Exercise task
Which lines hold the word "อมเป"? Show each of them.

───── Listing

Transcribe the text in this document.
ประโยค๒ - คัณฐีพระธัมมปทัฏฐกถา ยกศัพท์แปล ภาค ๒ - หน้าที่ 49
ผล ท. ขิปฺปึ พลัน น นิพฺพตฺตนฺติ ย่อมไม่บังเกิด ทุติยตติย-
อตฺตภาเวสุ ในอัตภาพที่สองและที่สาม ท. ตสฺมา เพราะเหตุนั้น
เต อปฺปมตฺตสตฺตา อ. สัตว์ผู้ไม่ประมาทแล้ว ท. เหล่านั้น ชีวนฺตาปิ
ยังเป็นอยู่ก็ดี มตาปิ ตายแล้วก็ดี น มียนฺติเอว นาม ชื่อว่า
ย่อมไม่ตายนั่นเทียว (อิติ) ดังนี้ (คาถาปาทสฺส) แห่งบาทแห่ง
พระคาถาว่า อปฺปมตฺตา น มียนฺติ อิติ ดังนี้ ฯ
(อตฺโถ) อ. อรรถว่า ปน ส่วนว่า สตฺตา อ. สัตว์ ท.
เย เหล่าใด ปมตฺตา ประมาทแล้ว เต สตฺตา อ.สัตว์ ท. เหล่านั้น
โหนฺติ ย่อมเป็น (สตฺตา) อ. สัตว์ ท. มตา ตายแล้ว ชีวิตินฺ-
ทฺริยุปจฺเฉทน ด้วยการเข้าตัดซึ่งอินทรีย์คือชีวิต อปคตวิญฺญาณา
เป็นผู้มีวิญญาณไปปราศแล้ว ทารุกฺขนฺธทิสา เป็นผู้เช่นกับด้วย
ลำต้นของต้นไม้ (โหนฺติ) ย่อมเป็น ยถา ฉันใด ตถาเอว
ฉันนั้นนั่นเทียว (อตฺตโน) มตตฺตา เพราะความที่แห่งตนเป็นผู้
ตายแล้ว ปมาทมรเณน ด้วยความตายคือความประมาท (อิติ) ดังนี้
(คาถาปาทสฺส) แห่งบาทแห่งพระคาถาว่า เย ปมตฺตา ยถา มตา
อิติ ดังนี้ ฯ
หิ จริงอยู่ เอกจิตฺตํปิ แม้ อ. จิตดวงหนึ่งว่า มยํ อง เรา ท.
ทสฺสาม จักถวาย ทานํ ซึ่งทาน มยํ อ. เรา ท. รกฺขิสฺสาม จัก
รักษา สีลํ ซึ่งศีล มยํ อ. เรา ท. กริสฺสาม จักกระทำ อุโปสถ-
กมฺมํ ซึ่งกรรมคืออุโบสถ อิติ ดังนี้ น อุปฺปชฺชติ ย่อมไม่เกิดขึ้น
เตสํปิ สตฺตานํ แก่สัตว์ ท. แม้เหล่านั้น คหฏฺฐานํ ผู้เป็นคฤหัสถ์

──────────

Final result
โหนฺติ ย่อมเป็น (สตฺตา) อ. สัตว์ ท. มตา ตายแล้ว ชีวิตินฺ-
ลำต้นของต้นไม้ (โหนฺติ) ย่อมเป็น ยถา ฉันใด ตถาเอว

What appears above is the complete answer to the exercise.